Print out every record exactly as it appears.

***** DATA FOR THIS TASK *****

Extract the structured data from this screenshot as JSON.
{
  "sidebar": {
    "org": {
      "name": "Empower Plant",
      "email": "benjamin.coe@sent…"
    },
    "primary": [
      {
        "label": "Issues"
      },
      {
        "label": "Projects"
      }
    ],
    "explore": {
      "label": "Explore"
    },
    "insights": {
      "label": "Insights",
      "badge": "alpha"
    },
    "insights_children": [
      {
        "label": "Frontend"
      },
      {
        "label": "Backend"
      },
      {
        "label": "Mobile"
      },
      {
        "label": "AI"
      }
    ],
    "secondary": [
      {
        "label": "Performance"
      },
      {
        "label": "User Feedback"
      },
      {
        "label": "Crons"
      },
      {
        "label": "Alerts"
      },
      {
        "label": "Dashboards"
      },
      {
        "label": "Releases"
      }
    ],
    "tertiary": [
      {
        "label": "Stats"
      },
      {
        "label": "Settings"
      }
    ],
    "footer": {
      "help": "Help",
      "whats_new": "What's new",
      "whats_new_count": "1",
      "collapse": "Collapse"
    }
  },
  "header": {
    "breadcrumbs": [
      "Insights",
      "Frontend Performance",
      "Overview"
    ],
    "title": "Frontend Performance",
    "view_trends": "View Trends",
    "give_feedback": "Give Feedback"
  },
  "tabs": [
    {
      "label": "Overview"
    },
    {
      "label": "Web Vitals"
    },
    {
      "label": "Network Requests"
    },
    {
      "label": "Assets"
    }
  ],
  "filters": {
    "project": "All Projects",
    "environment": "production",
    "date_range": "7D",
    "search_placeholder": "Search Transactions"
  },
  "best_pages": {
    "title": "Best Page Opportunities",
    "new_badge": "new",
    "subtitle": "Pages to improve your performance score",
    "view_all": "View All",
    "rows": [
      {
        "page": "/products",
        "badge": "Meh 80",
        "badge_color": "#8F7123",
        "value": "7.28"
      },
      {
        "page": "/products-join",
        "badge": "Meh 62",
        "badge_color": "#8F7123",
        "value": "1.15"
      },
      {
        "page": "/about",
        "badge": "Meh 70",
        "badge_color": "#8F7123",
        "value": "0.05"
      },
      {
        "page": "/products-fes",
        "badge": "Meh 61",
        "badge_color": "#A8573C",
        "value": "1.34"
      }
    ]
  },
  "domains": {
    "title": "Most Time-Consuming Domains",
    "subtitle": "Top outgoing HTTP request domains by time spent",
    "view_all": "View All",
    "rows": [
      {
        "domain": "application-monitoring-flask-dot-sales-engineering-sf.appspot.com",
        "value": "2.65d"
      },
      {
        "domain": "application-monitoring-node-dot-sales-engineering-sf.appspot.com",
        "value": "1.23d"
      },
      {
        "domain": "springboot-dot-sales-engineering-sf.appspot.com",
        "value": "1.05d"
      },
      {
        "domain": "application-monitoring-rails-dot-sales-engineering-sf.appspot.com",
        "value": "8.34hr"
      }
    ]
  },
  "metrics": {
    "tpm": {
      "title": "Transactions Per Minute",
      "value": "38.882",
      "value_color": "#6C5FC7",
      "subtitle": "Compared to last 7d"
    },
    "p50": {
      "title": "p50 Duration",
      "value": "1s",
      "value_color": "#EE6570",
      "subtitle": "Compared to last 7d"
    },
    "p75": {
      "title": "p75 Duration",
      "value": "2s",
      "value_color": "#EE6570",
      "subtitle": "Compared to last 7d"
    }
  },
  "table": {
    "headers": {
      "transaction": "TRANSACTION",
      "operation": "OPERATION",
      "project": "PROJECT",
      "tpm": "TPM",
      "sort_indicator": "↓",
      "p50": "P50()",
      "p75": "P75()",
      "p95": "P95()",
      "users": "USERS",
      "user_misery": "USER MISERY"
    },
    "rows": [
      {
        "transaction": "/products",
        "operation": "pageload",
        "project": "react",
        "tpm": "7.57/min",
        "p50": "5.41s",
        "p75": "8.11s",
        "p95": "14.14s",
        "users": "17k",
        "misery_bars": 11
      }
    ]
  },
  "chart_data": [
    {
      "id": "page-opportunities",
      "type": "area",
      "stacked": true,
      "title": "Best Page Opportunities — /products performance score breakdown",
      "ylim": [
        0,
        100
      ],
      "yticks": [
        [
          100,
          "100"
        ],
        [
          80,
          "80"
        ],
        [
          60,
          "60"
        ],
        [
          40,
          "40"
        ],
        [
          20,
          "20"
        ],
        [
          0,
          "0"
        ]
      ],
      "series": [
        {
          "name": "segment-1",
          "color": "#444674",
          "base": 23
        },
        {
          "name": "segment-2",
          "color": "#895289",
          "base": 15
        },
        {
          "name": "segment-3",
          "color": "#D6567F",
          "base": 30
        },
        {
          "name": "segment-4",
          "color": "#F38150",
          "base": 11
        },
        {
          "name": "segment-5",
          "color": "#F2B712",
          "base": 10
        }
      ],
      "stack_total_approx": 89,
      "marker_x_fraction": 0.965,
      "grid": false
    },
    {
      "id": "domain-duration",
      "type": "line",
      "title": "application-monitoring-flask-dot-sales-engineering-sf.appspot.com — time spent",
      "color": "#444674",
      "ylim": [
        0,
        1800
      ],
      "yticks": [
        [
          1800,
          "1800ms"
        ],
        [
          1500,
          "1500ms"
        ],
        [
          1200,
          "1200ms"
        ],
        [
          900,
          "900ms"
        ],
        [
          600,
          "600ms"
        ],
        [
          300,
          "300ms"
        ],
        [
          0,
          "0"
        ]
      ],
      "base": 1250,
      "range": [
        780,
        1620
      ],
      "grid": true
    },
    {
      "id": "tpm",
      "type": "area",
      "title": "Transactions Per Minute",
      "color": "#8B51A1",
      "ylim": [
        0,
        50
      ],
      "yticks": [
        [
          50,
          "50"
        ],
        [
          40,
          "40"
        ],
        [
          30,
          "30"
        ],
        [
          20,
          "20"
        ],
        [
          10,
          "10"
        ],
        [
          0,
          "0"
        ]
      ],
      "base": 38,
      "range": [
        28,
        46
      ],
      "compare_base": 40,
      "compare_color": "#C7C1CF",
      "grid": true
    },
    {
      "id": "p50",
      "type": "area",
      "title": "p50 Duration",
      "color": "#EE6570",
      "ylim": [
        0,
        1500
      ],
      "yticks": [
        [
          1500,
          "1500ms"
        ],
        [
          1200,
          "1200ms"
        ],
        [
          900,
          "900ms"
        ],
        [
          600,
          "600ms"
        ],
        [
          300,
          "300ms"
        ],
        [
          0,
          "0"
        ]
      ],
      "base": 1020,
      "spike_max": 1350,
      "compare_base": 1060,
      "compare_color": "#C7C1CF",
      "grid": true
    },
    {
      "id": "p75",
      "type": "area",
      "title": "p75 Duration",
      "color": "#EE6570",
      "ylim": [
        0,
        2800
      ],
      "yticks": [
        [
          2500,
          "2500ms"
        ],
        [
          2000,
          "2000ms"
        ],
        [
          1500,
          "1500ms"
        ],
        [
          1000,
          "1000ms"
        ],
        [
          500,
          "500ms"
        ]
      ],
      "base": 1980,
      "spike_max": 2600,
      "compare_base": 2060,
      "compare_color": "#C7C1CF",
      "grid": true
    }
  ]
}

*****

_SOLVED PROBLEM_
Extract the structured data from this screenshot as JSON.
{
  "sidebar": {
    "org": {
      "name": "Empower Plant",
      "email": "benjamin.coe@sent…"
    },
    "primary": [
      {
        "label": "Issues"
      },
      {
        "label": "Projects"
      }
    ],
    "explore": {
      "label": "Explore"
    },
    "insights": {
      "label": "Insights",
      "badge": "alpha"
    },
    "insights_children": [
      {
        "label": "Frontend"
      },
      {
        "label": "Backend"
      },
      {
        "label": "Mobile"
      },
      {
        "label": "AI"
      }
    ],
    "secondary": [
      {
        "label": "Performance"
      },
      {
        "label": "User Feedback"
      },
      {
        "label": "Crons"
      },
      {
        "label": "Alerts"
      },
      {
        "label": "Dashboards"
      },
      {
        "label": "Releases"
      }
    ],
    "tertiary": [
      {
        "label": "Stats"
      },
      {
        "label": "Settings"
      }
    ],
    "footer": {
      "help": "Help",
      "whats_new": "What's new",
      "whats_new_count": "1",
      "collapse": "Collapse"
    }
  },
  "header": {
    "breadcrumbs": [
      "Insights",
      "Frontend Performance",
      "Overview"
    ],
    "title": "Frontend Performance",
    "view_trends": "View Trends",
    "give_feedback": "Give Feedback"
  },
  "tabs": [
    {
      "label": "Overview"
    },
    {
      "label": "Web Vitals"
    },
    {
      "label": "Network Requests"
    },
    {
      "label": "Assets"
    }
  ],
  "filters": {
    "project": "All Projects",
    "environment": "production",
    "date_range": "7D",
    "search_placeholder": "Search Transactions"
  },
  "best_pages": {
    "title": "Best Page Opportunities",
    "new_badge": "new",
    "subtitle": "Pages to improve your performance score",
    "view_all": "View All",
    "rows": [
      {
        "page": "/products",
        "badge": "Meh 80",
        "badge_color": "#8F7123",
        "value": "7.28"
      },
      {
        "page": "/products-join",
        "badge": "Meh 62",
        "badge_color": "#8F7123",
        "value": "1.15"
      },
      {
        "page": "/about",
        "badge": "Meh 70",
        "badge_color": "#8F7123",
        "value": "0.05"
      },
      {
        "page": "/products-fes",
        "badge": "Meh 61",
        "badge_color": "#A8573C",
        "value": "1.34"
      }
    ]
  },
  "domains": {
    "title": "Most Time-Consuming Domains",
    "subtitle": "Top outgoing HTTP request domains by time spent",
    "view_all": "View All",
    "rows": [
      {
        "domain": "application-monitoring-flask-dot-sales-engineering-sf.appspot.com",
        "value": "2.65d"
      },
      {
        "domain": "application-monitoring-node-dot-sales-engineering-sf.appspot.com",
        "value": "1.23d"
      },
      {
        "domain": "springboot-dot-sales-engineering-sf.appspot.com",
        "value": "1.05d"
      },
      {
        "domain": "application-monitoring-rails-dot-sales-engineering-sf.appspot.com",
        "value": "8.34hr"
      }
    ]
  },
  "metrics": {
    "tpm": {
      "title": "Transactions Per Minute",
      "value": "38.882",
      "value_color": "#6C5FC7",
      "subtitle": "Compared to last 7d"
    },
    "p50": {
      "title": "p50 Duration",
      "value": "1s",
      "value_color": "#EE6570",
      "subtitle": "Compared to last 7d"
    },
    "p75": {
      "title": "p75 Duration",
      "value": "2s",
      "value_color": "#EE6570",
      "subtitle": "Compared to last 7d"
    }
  },
  "table": {
    "headers": {
      "transaction": "TRANSACTION",
      "operation": "OPERATION",
      "project": "PROJECT",
      "tpm": "TPM",
      "sort_indicator": "↓",
      "p50": "P50()",
      "p75": "P75()",
      "p95": "P95()",
      "users": "USERS",
      "user_misery": "USER MISERY"
    },
    "rows": [
      {
        "transaction": "/products",
        "operation": "pageload",
        "project": "react",
        "tpm": "7.57/min",
        "p50": "5.41s",
        "p75": "8.11s",
        "p95": "14.14s",
        "users": "17k",
        "misery_bars": 11
      }
    ]
  },
  "chart_data": [
    {
      "id": "page-opportunities",
      "type": "area",
      "stacked": true,
      "title": "Best Page Opportunities — /products performance score breakdown",
      "ylim": [
        0,
        100
      ],
      "yticks": [
        [
          100,
          "100"
        ],
        [
          80,
          "80"
        ],
        [
          60,
          "60"
        ],
        [
          40,
          "40"
        ],
        [
          20,
          "20"
        ],
        [
          0,
          "0"
        ]
      ],
      "series": [
        {
          "name": "segment-1",
          "color": "#444674",
          "base": 23
        },
        {
          "name": "segment-2",
          "color": "#895289",
          "base": 15
        },
        {
          "name": "segment-3",
          "color": "#D6567F",
          "base": 30
        },
        {
          "name": "segment-4",
          "color": "#F38150",
          "base": 11
        },
        {
          "name": "segment-5",
          "color": "#F2B712",
          "base": 10
        }
      ],
      "stack_total_approx": 89,
      "marker_x_fraction": 0.965,
      "grid": false
    },
    {
      "id": "domain-duration",
      "type": "line",
      "title": "application-monitoring-flask-dot-sales-engineering-sf.appspot.com — time spent",
      "color": "#444674",
      "ylim": [
        0,
        1800
      ],
      "yticks": [
        [
          1800,
          "1800ms"
        ],
        [
          1500,
          "1500ms"
        ],
        [
          1200,
          "1200ms"
        ],
        [
          900,
          "900ms"
        ],
        [
          600,
          "600ms"
        ],
        [
          300,
          "300ms"
        ],
        [
          0,
          "0"
        ]
      ],
      "base": 1250,
      "range": [
        780,
        1620
      ],
      "grid": true
    },
    {
      "id": "tpm",
      "type": "area",
      "title": "Transactions Per Minute",
      "color": "#8B51A1",
      "ylim": [
        0,
        50
      ],
      "yticks": [
        [
          50,
          "50"
        ],
        [
          40,
          "40"
        ],
        [
          30,
          "30"
        ],
        [
          20,
          "20"
        ],
        [
          10,
          "10"
        ],
        [
          0,
          "0"
        ]
      ],
      "base": 38,
      "range": [
        28,
        46
      ],
      "compare_base": 40,
      "compare_color": "#C7C1CF",
      "grid": true
    },
    {
      "id": "p50",
      "type": "area",
      "title": "p50 Duration",
      "color": "#EE6570",
      "ylim": [
        0,
        1500
      ],
      "yticks": [
        [
          1500,
          "1500ms"
        ],
        [
          1200,
          "1200ms"
        ],
        [
          900,
          "900ms"
        ],
        [
          600,
          "600ms"
        ],
        [
          300,
          "300ms"
        ],
        [
          0,
          "0"
        ]
      ],
      "base": 1020,
      "spike_max": 1350,
      "compare_base": 1060,
      "compare_color": "#C7C1CF",
      "grid": true
    },
    {
      "id": "p75",
      "type": "area",
      "title": "p75 Duration",
      "color": "#EE6570",
      "ylim": [
        0,
        2800
      ],
      "yticks": [
        [
          2500,
          "2500ms"
        ],
        [
          2000,
          "2000ms"
        ],
        [
          1500,
          "1500ms"
        ],
        [
          1000,
          "1000ms"
        ],
        [
          500,
          "500ms"
        ]
      ],
      "base": 1980,
      "spike_max": 2600,
      "compare_base": 2060,
      "compare_color": "#C7C1CF",
      "grid": true
    }
  ]
}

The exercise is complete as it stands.